## TASK PROMPT
Locate the lines of the listing below that hold "регионального", then copy each of them.
########################################
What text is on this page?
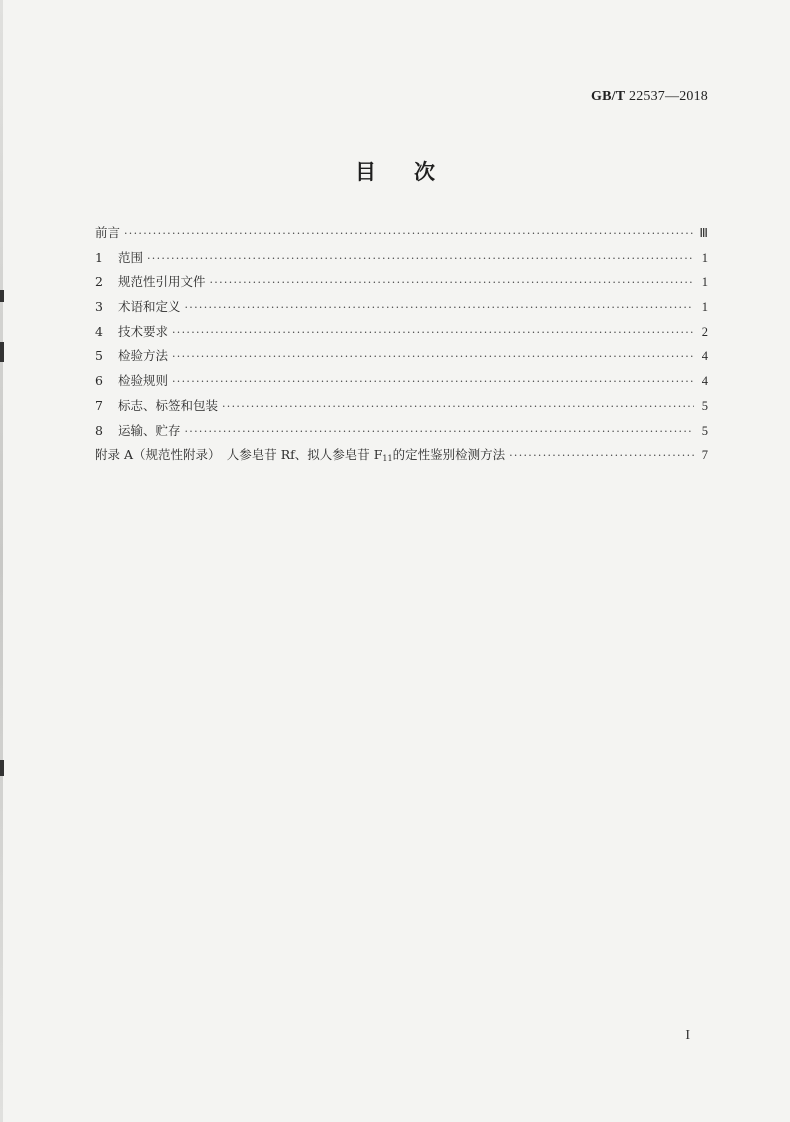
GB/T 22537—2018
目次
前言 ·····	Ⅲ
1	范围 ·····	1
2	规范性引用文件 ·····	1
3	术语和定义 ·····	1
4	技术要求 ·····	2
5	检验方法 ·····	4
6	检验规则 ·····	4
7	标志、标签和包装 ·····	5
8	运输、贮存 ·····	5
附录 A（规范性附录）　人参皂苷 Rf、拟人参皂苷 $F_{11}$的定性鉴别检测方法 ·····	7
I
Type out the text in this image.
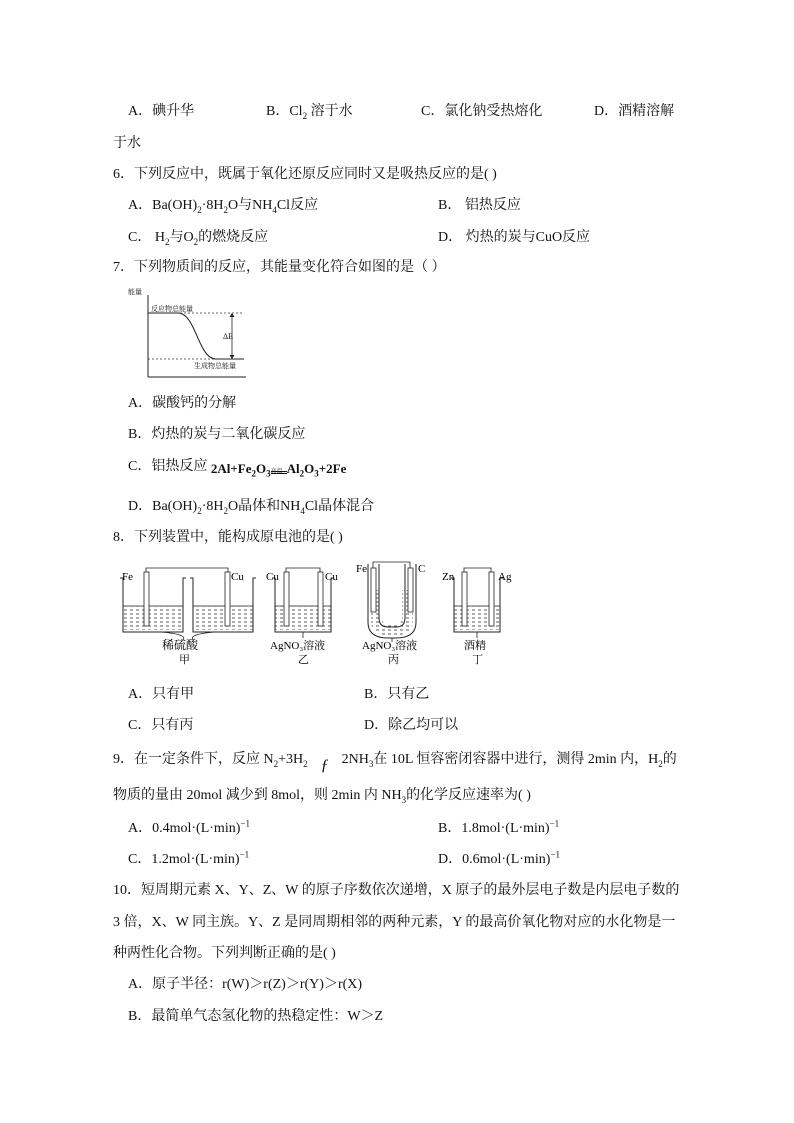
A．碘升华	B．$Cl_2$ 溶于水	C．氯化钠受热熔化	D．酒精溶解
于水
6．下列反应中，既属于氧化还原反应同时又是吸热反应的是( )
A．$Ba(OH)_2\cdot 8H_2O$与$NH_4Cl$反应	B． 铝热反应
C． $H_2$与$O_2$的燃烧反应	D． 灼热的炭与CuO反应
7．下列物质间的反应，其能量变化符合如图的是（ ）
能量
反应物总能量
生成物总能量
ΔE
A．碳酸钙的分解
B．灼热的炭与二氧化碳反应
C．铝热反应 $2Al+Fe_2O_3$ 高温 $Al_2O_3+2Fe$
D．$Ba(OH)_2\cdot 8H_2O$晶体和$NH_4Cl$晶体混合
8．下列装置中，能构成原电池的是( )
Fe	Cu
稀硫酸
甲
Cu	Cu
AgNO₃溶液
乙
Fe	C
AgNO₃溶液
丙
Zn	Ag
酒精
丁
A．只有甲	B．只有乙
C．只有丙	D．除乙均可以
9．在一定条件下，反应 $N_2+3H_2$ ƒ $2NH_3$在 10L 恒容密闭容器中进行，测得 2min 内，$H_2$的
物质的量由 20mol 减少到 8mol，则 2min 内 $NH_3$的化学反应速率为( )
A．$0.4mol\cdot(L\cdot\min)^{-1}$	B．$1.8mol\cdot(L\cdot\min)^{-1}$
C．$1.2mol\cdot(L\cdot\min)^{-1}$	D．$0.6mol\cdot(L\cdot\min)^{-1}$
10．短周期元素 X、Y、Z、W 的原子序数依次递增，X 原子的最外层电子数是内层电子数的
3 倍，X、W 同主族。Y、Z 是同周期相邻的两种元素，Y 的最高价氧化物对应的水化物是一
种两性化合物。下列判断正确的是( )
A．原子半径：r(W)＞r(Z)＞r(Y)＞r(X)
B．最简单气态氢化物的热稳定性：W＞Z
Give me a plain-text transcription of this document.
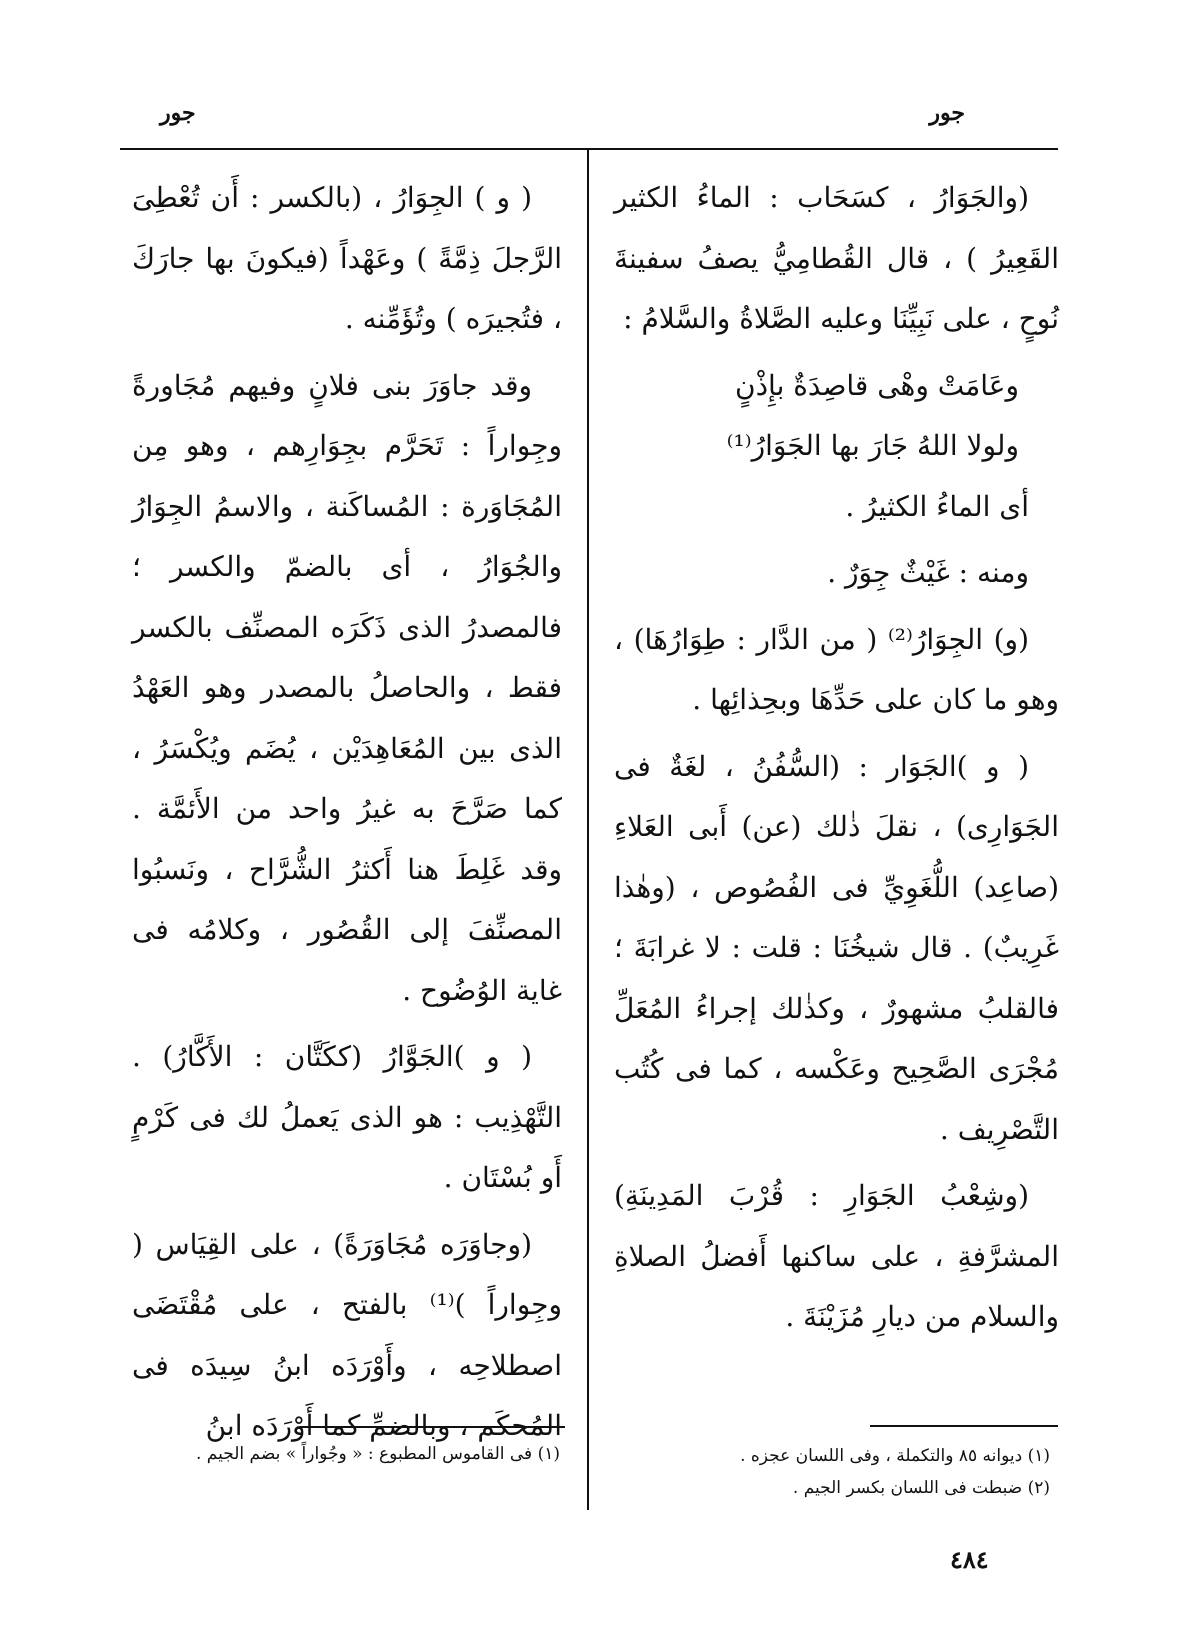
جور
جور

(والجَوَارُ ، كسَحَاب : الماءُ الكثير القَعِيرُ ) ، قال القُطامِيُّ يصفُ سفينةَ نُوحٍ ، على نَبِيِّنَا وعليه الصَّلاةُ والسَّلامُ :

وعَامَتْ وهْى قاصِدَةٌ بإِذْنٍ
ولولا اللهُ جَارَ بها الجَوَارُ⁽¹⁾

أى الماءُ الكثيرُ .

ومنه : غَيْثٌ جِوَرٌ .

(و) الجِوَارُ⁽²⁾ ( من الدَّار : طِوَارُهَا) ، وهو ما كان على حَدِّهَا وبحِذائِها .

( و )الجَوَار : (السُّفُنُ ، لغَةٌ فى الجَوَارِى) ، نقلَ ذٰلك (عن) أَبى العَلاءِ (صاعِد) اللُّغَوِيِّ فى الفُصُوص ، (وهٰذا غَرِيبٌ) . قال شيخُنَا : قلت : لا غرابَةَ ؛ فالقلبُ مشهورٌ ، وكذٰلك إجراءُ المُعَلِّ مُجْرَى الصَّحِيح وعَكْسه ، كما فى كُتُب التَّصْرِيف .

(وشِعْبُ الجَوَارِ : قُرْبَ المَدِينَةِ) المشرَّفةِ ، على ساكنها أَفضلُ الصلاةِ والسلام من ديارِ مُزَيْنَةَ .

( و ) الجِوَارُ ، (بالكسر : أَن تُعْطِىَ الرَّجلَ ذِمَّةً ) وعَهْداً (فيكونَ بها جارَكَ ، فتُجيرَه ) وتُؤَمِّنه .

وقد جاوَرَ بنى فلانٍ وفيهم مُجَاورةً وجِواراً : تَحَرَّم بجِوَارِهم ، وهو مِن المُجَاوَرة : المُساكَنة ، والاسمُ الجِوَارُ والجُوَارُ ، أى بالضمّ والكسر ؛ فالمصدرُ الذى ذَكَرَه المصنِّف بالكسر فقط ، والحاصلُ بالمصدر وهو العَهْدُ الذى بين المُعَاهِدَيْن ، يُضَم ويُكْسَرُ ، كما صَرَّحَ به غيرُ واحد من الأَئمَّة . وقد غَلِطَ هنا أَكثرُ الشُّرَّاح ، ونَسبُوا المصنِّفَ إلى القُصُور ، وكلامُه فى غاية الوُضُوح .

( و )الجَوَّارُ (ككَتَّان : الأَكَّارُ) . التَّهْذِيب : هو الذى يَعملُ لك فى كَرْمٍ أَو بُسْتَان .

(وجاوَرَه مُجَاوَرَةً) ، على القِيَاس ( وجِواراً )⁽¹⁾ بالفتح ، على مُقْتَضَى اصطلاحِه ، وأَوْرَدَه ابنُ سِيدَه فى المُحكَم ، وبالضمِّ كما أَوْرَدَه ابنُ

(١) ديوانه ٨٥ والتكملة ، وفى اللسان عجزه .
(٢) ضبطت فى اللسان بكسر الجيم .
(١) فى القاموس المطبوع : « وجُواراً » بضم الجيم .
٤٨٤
########################################
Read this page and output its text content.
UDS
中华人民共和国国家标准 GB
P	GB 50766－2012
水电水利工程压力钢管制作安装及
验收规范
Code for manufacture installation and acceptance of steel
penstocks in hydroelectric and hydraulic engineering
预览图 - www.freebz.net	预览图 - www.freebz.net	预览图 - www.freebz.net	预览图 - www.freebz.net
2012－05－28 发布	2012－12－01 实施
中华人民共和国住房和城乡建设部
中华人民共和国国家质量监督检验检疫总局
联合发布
########################################
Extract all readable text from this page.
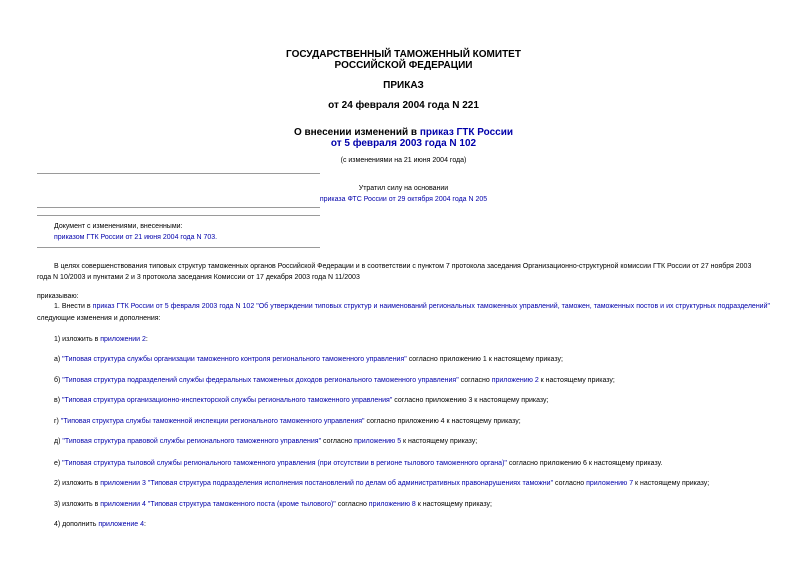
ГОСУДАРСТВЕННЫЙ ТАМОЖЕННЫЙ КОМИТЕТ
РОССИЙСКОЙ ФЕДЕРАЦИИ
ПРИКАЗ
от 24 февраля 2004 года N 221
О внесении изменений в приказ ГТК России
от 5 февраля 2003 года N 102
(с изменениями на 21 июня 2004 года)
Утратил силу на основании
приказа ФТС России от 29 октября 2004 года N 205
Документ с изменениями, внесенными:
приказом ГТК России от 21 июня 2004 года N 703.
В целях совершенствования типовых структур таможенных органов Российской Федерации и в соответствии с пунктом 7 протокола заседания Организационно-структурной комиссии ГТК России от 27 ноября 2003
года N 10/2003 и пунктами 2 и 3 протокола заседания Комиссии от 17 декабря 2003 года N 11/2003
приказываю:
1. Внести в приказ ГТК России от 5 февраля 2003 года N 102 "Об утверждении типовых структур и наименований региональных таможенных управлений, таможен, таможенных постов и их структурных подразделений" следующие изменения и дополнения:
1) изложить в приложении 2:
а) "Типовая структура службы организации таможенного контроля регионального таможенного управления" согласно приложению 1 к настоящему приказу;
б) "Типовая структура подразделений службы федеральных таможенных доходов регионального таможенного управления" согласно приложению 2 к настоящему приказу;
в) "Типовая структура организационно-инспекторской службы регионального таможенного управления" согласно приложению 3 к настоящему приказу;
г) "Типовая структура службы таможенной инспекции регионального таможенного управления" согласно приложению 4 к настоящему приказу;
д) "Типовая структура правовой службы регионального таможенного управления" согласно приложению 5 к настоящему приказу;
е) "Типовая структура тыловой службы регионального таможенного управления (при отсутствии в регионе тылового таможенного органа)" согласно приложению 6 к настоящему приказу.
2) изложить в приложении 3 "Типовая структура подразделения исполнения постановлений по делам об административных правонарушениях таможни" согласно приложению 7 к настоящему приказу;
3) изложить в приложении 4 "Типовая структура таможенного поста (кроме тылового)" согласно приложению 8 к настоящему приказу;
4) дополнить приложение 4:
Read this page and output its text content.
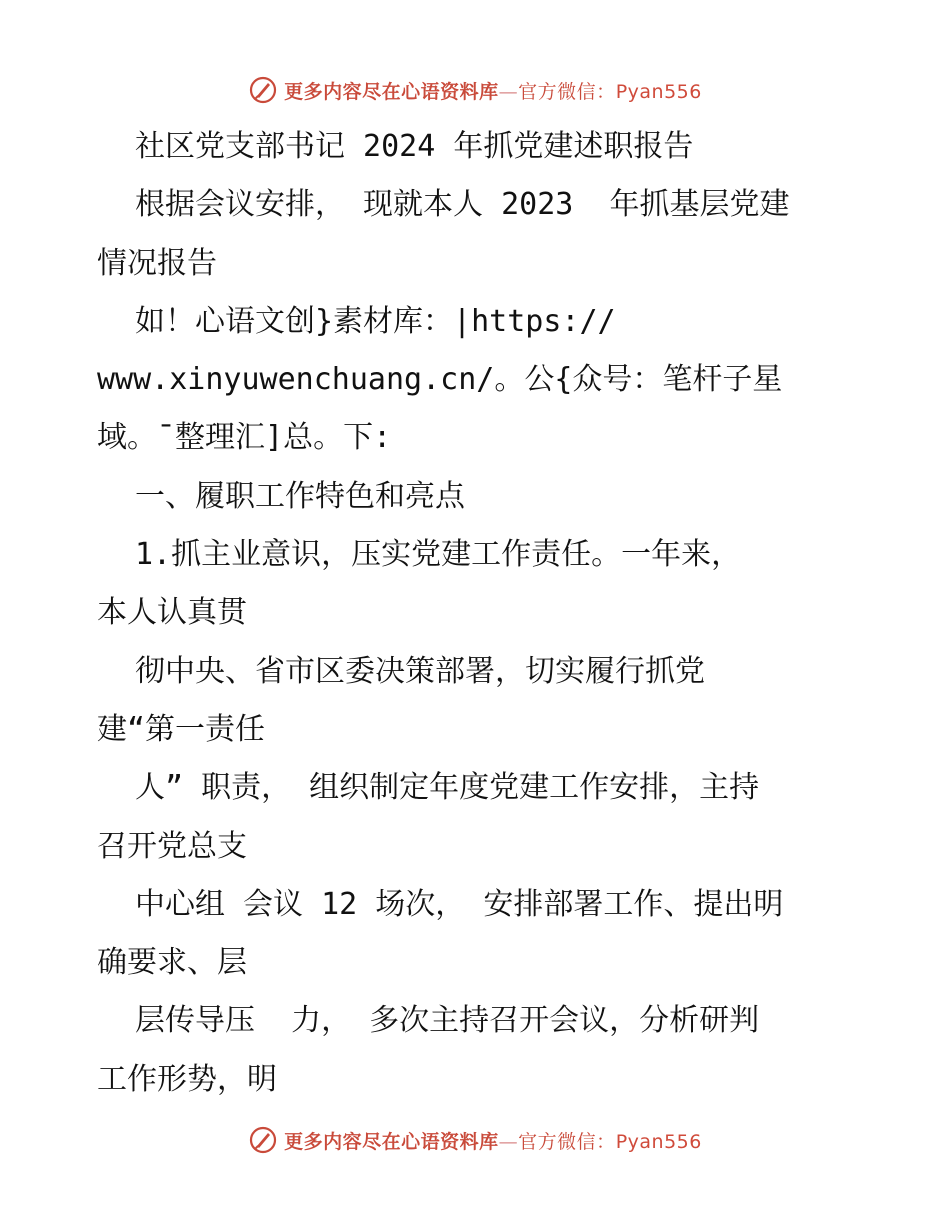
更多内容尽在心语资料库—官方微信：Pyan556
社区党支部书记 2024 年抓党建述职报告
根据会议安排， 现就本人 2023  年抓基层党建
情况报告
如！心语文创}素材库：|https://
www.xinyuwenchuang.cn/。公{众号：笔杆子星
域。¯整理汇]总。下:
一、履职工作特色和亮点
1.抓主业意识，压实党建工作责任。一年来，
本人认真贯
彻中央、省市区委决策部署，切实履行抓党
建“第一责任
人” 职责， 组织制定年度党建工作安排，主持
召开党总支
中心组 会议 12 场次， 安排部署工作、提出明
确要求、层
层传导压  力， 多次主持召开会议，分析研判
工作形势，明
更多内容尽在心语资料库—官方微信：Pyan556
########################################
## OUTPUT FOR THIS EXERCISE
а) "Типовая структура службы организации таможенного контроля регионального таможенного управления" согласно приложению 1 к настоящему приказу;
б) "Типовая структура подразделений службы федеральных таможенных доходов регионального таможенного управления" согласно приложению 2 к настоящему приказу;
в) "Типовая структура организационно-инспекторской службы регионального таможенного управления" согласно приложению 3 к настоящему приказу;
г) "Типовая структура службы таможенной инспекции регионального таможенного управления" согласно приложению 4 к настоящему приказу;
д) "Типовая структура правовой службы регионального таможенного управления" согласно приложению 5 к настоящему приказу;
е) "Типовая структура тыловой службы регионального таможенного управления (при отсутствии в регионе тылового таможенного органа)" согласно приложению 6 к настоящему приказу.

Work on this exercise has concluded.